**PROBLEM DETAILS**
Count the lines in the data below where the string "apples" occurs, please, and give the number alone.

[Stored entries]
● ● ●

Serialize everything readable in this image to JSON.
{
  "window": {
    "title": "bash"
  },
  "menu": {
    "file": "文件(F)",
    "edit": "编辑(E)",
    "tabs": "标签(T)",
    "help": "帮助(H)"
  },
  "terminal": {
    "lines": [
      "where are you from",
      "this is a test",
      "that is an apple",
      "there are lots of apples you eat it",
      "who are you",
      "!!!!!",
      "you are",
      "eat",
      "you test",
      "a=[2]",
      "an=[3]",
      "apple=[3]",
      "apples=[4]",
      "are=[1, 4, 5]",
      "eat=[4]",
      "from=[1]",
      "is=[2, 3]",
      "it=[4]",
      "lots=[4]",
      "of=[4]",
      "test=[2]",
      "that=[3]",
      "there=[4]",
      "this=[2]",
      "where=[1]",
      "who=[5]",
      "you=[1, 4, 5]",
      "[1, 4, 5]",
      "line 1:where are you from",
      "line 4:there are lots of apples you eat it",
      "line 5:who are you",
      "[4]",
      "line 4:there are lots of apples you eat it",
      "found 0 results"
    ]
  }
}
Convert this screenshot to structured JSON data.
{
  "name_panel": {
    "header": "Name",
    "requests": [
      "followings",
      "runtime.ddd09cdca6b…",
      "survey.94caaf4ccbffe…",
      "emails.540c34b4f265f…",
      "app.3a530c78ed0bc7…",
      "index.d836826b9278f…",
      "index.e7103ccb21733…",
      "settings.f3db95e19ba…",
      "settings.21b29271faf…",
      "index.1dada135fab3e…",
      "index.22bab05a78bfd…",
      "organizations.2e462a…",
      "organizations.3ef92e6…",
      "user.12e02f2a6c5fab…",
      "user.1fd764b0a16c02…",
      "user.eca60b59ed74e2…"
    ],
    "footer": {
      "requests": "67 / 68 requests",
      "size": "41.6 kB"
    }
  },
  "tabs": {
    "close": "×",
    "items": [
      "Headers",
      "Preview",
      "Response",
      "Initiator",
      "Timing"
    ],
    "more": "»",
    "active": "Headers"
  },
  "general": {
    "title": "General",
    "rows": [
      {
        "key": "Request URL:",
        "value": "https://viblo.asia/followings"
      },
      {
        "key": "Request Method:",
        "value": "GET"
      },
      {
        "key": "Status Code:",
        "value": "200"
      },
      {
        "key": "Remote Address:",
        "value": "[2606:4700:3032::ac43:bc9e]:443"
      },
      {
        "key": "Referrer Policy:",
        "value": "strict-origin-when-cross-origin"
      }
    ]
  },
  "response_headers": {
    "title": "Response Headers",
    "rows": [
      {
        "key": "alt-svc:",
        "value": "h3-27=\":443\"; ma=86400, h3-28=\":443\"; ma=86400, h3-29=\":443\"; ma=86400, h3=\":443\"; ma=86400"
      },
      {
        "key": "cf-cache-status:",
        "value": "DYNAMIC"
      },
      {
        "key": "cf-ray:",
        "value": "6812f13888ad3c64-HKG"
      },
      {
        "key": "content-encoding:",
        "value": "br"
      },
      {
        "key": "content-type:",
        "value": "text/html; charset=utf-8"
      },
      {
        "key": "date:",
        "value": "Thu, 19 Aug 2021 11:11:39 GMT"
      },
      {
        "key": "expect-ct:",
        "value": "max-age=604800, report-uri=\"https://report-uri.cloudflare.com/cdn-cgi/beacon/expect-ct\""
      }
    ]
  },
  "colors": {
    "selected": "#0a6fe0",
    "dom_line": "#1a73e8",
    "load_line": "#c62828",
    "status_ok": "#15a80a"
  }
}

● ● ●

**WRITTEN REPLY**
4